STATED GOAL
Can you write out all of the material below, word for word?

SUPPLIED MATERIAL
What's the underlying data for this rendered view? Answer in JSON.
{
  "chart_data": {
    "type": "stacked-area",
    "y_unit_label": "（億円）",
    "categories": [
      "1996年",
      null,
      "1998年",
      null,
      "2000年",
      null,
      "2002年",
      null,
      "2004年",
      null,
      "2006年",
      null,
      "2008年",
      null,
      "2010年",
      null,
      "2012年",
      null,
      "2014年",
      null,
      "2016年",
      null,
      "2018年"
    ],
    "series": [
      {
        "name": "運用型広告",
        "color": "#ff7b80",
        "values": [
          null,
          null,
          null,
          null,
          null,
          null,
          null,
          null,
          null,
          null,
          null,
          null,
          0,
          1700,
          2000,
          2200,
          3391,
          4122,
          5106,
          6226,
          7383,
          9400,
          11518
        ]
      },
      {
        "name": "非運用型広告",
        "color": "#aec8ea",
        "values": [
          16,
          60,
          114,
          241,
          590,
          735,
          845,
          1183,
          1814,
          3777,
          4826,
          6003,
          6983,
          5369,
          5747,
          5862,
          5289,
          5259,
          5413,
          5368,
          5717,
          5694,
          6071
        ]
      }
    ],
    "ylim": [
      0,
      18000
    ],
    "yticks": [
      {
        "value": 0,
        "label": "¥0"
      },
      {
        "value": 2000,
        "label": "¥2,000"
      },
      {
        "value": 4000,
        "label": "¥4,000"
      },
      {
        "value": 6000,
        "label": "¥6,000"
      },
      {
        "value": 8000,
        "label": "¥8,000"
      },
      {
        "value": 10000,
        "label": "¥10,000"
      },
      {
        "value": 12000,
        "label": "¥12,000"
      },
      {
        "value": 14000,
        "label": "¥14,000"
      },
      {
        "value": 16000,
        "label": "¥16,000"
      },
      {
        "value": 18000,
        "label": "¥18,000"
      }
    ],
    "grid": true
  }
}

REPLY TO THE TASK
What's the underlying data for this rendered view? Answer in JSON.
{
  "chart_data": {
    "type": "stacked-area",
    "y_unit_label": "（億円）",
    "categories": [
      "1996年",
      null,
      "1998年",
      null,
      "2000年",
      null,
      "2002年",
      null,
      "2004年",
      null,
      "2006年",
      null,
      "2008年",
      null,
      "2010年",
      null,
      "2012年",
      null,
      "2014年",
      null,
      "2016年",
      null,
      "2018年"
    ],
    "series": [
      {
        "name": "運用型広告",
        "color": "#ff7b80",
        "values": [
          null,
          null,
          null,
          null,
          null,
          null,
          null,
          null,
          null,
          null,
          null,
          null,
          0,
          1700,
          2000,
          2200,
          3391,
          4122,
          5106,
          6226,
          7383,
          9400,
          11518
        ]
      },
      {
        "name": "非運用型広告",
        "color": "#aec8ea",
        "values": [
          16,
          60,
          114,
          241,
          590,
          735,
          845,
          1183,
          1814,
          3777,
          4826,
          6003,
          6983,
          5369,
          5747,
          5862,
          5289,
          5259,
          5413,
          5368,
          5717,
          5694,
          6071
        ]
      }
    ],
    "ylim": [
      0,
      18000
    ],
    "yticks": [
      {
        "value": 0,
        "label": "¥0"
      },
      {
        "value": 2000,
        "label": "¥2,000"
      },
      {
        "value": 4000,
        "label": "¥4,000"
      },
      {
        "value": 6000,
        "label": "¥6,000"
      },
      {
        "value": 8000,
        "label": "¥8,000"
      },
      {
        "value": 10000,
        "label": "¥10,000"
      },
      {
        "value": 12000,
        "label": "¥12,000"
      },
      {
        "value": 14000,
        "label": "¥14,000"
      },
      {
        "value": 16000,
        "label": "¥16,000"
      },
      {
        "value": 18000,
        "label": "¥18,000"
      }
    ],
    "grid": true
  }
}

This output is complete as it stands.